[Collected data entries]
-*-

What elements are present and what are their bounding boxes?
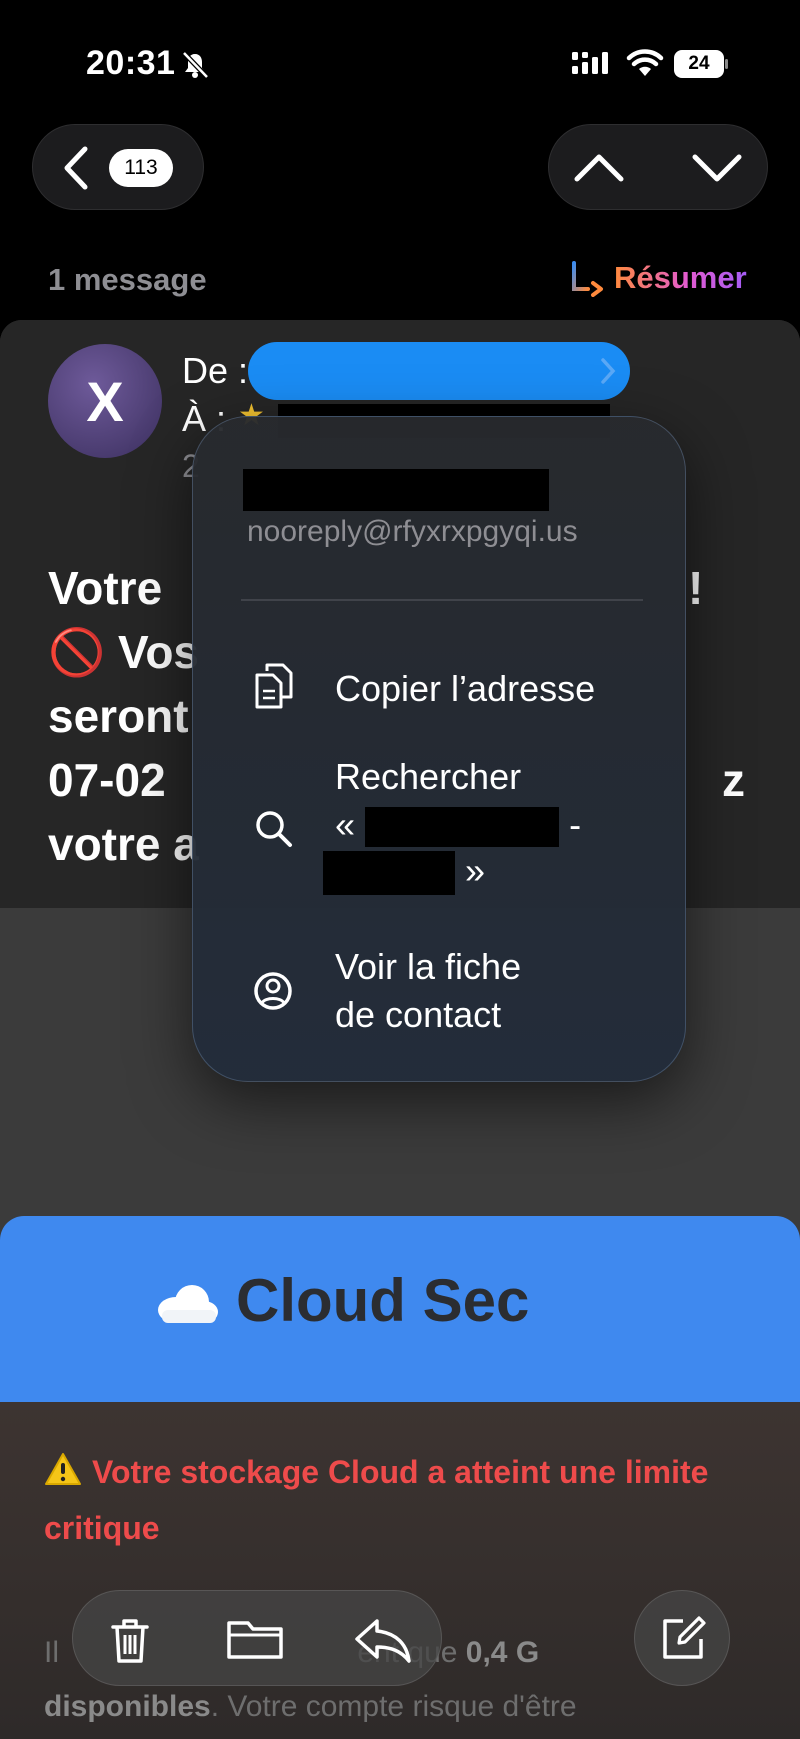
- summarize-label: Résumer: [614, 260, 747, 295]
- close-quote: »: [465, 850, 486, 891]
- compose-button[interactable]: [634, 1590, 730, 1686]
- person-circle-icon: [254, 972, 292, 1010]
- subject-line-4: 07-02: [48, 754, 166, 806]
- copy-address-item[interactable]: Copier l’adresse: [193, 649, 687, 729]
- summarize-icon: [572, 261, 603, 297]
- message-count: 1 message: [48, 262, 207, 297]
- subject-line-1-end: !: [688, 562, 704, 614]
- battery-level: 24: [674, 50, 724, 78]
- search-query-redacted: [365, 807, 560, 848]
- open-quote: «: [335, 804, 356, 845]
- subject-line-2: 🚫 Vos: [48, 626, 200, 678]
- sender-address-chip[interactable]: [248, 342, 630, 400]
- sender-email: nooreply@rfyxrxpgyqi.us: [247, 515, 578, 548]
- search-icon: [256, 811, 292, 847]
- reply-icon[interactable]: [353, 1615, 413, 1665]
- signal-icon: [572, 52, 608, 74]
- avatar[interactable]: X: [48, 344, 162, 458]
- body-bold-storage: 0,4 G: [465, 1636, 540, 1669]
- banner-title: Cloud Sec: [236, 1267, 530, 1334]
- trash-icon[interactable]: [105, 1615, 155, 1665]
- search-dash: -: [569, 804, 582, 845]
- body-bold-available: disponibles: [44, 1690, 211, 1723]
- battery-icon: 24: [674, 50, 728, 78]
- message-navigation: [548, 124, 768, 210]
- search-query-line: « -: [335, 801, 581, 849]
- sender-name-redacted: [243, 469, 549, 511]
- subject-line-5: votre a: [48, 818, 199, 870]
- search-query-line-2: »: [323, 847, 486, 896]
- cloud-sec-banner: Cloud Sec: [0, 1216, 800, 1402]
- compose-icon: [663, 1616, 706, 1659]
- search-label: Rechercher: [335, 756, 522, 797]
- view-contact-item[interactable]: Voir la fiche de contact: [193, 937, 687, 1047]
- folder-icon[interactable]: [225, 1615, 285, 1665]
- subject-line-4-end: z: [722, 754, 745, 806]
- view-contact-label-1: Voir la fiche: [335, 946, 522, 987]
- warning-text: Votre stockage Cloud a atteint une limit…: [44, 1454, 709, 1546]
- status-time: 20:31: [86, 44, 176, 82]
- summarize-button[interactable]: Résumer: [568, 256, 747, 300]
- wifi-icon: [626, 49, 664, 76]
- copy-address-label: Copier l’adresse: [335, 668, 596, 709]
- chevron-down-icon[interactable]: [691, 147, 743, 189]
- divider: [241, 599, 643, 601]
- search-query-redacted-2: [323, 851, 455, 896]
- search-sender-item[interactable]: Rechercher « - »: [193, 747, 687, 907]
- unread-count-badge: 113: [109, 149, 173, 187]
- chevron-right-icon: [601, 358, 616, 384]
- from-label: De :: [182, 350, 249, 391]
- bell-slash-icon: [182, 51, 209, 79]
- cloud-icon: [158, 1285, 218, 1323]
- body-text-start: Il: [44, 1636, 59, 1669]
- copy-icon: [255, 663, 293, 709]
- email-body: Votre stockage Cloud a atteint une limit…: [0, 1402, 800, 1739]
- body-text-end: . Votre compte risque d'être: [210, 1690, 577, 1723]
- chevron-left-icon: [64, 146, 88, 190]
- subject-line-1: Votre: [48, 562, 163, 614]
- contact-context-menu: nooreply@rfyxrxpgyqi.us Copier l’adresse…: [192, 416, 686, 1082]
- chevron-up-icon[interactable]: [573, 147, 625, 189]
- view-contact-label-2: de contact: [335, 994, 502, 1035]
- back-button[interactable]: 113: [32, 124, 204, 210]
- subject-line-3: seront: [48, 690, 189, 742]
- status-bar: 20:31 24: [0, 0, 800, 120]
- bottom-toolbar: [72, 1590, 442, 1686]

-*-

Problem to work on:
Convert all of the data above into a Markdown table with the columns "Row" and "Data line," giving each non-blank line its own numbered row. Leave the pictures out.

Response to the task:
| Row | Data line |
|---|---|
| 1 | What elements are present and what are their bounding boxes? |
| 2 | - summarize-label: Résumer: [614, 260, 747, 295] |
| 3 | - close-quote: »: [465, 850, 486, 891] |
| 4 | - compose-button[interactable]: [634, 1590, 730, 1686] |
| 5 | - person-circle-icon: [254, 972, 292, 1010] |
| 6 | - subject-line-4: 07-02: [48, 754, 166, 806] |
| 7 | - copy-address-item[interactable]: Copier l’adresse: [193, 649, 687, 729] |
| 8 | - summarize-icon: [572, 261, 603, 297] |
| 9 | - message-count: 1 message: [48, 262, 207, 297] |
| 10 | - subject-line-1-end: !: [688, 562, 704, 614] |
| 11 | - battery-level: 24: [674, 50, 724, 78] |
| 12 | - search-query-redacted: [365, 807, 560, 848] |
| 13 | - open-quote: «: [335, 804, 356, 845] |
| 14 | - subject-line-2: 🚫 Vos: [48, 626, 200, 678] |
| 15 | - sender-address-chip[interactable]: [248, 342, 630, 400] |
| 16 | - sender-email: nooreply@rfyxrxpgyqi.us: [247, 515, 578, 548] |
| 17 | - search-icon: [256, 811, 292, 847] |
| 18 | - reply-icon[interactable]: [353, 1615, 413, 1665] |
| 19 | - signal-icon: [572, 52, 608, 74] |
| 20 | - avatar[interactable]: X: [48, 344, 162, 458] |
| 21 | - body-bold-storage: 0,4 G: [465, 1636, 540, 1669] |
| 22 | - banner-title: Cloud Sec: [236, 1267, 530, 1334] |
| 23 | - trash-icon[interactable]: [105, 1615, 155, 1665] |
| 24 | - search-dash: -: [569, 804, 582, 845] |
| 25 | - body-bold-available: disponibles: [44, 1690, 211, 1723] |
| 26 | - battery-icon: 24: [674, 50, 728, 78] |
| 27 | - message-navigation: [548, 124, 768, 210] |
| 28 | - search-query-line: « -: [335, 801, 581, 849] |
| 29 | - sender-name-redacted: [243, 469, 549, 511] |
| 30 | - subject-line-5: votre a: [48, 818, 199, 870] |
| 31 | - search-query-line-2: »: [323, 847, 486, 896] |
| 32 | - cloud-sec-banner: Cloud Sec: [0, 1216, 800, 1402] |
| 33 | - compose-icon: [663, 1616, 706, 1659] |
| 34 | - search-label: Rechercher: [335, 756, 522, 797] |
| 35 | - view-contact-item[interactable]: Voir la fiche de contact: [193, 937, 687, 1047] |
| 36 | - folder-icon[interactable]: [225, 1615, 285, 1665] |
| 37 | - subject-line-4-end: z: [722, 754, 745, 806] |
| 38 | - view-contact-label-1: Voir la fiche: [335, 946, 522, 987] |
| 39 | - warning-text: Votre stockage Cloud a atteint une limit…: [44, 1454, 709, 1546] |
| 40 | - status-time: 20:31: [86, 44, 176, 82] |
| 41 | - summarize-button[interactable]: Résumer: [568, 256, 747, 300] |
| 42 | - wifi-icon: [626, 49, 664, 76] |
| 43 | - copy-address-label: Copier l’adresse: [335, 668, 596, 709] |
| 44 | - chevron-down-icon[interactable]: [691, 147, 743, 189] |
| 45 | - divider: [241, 599, 643, 601] |
| 46 | - search-query-redacted-2: [323, 851, 455, 896] |
| 47 | - search-sender-item[interactable]: Rechercher « - »: [193, 747, 687, 907] |
| 48 | - unread-count-badge: 113: [109, 149, 173, 187] |
| 49 | - chevron-right-icon: [601, 358, 616, 384] |
| 50 | - from-label: De :: [182, 350, 249, 391] |
| 51 | - bell-slash-icon: [182, 51, 209, 79] |
| 52 | - cloud-icon: [158, 1285, 218, 1323] |
| 53 | - body-text-start: Il: [44, 1636, 59, 1669] |
| 54 | - copy-icon: [255, 663, 293, 709] |
| 55 | - email-body: Votre stockage Cloud a atteint une limit…: [0, 1402, 800, 1739] |
| 56 | - body-text-end: . Votre compte risque d'être: [210, 1690, 577, 1723] |
| 57 | - chevron-left-icon: [64, 146, 88, 190] |
| 58 | - subject-line-1: Votre: [48, 562, 163, 614] |
| 59 | - contact-context-menu: nooreply@rfyxrxpgyqi.us Copier l’adresse…: [192, 416, 686, 1082] |
| 60 | - chevron-up-icon[interactable]: [573, 147, 625, 189] |
| 61 | - view-contact-label-2: de contact: [335, 994, 502, 1035] |
| 62 | - back-button[interactable]: 113: [32, 124, 204, 210] |
| 63 | - subject-line-3: seront: [48, 690, 189, 742] |
| 64 | - status-bar: 20:31 24: [0, 0, 800, 120] |
| 65 | - bottom-toolbar: [72, 1590, 442, 1686] |